**Exercise:**
Identify each line containing the word "shuklagandakimun" and copy it.

#### Supplied material ####

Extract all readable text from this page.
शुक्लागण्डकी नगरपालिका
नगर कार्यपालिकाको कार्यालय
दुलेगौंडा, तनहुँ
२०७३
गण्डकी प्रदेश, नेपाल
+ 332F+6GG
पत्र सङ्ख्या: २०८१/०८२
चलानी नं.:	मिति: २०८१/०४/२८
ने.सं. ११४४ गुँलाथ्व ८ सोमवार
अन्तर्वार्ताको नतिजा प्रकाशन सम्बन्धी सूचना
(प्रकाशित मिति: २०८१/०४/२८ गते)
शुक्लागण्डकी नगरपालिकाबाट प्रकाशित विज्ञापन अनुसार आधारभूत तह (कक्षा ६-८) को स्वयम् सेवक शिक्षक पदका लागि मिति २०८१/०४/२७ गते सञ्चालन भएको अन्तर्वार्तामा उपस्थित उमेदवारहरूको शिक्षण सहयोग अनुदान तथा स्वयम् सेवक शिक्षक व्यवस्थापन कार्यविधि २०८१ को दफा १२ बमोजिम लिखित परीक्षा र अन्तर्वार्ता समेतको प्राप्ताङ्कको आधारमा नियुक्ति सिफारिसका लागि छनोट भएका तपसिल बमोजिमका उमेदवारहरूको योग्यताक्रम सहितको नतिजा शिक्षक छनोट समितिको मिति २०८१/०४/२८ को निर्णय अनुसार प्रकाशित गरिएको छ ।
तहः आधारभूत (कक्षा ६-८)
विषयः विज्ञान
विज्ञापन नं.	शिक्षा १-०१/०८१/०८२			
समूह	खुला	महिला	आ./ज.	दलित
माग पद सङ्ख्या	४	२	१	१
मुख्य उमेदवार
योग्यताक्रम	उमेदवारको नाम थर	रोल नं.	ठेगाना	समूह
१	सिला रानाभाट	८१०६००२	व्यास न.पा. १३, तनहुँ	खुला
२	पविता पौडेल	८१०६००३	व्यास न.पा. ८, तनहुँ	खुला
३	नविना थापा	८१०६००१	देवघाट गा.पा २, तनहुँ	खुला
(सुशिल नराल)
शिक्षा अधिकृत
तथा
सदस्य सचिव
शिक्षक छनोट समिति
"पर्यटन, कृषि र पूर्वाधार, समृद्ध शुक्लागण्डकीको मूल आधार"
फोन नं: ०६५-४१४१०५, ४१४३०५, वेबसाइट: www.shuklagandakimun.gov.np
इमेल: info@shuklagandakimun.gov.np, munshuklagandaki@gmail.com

####

**The response:**
फोन नं: ०६५-४१४१०५, ४१४३०५, वेबसाइट: www.shuklagandakimun.gov.np
इमेल: info@shuklagandakimun.gov.np, munshuklagandaki@gmail.com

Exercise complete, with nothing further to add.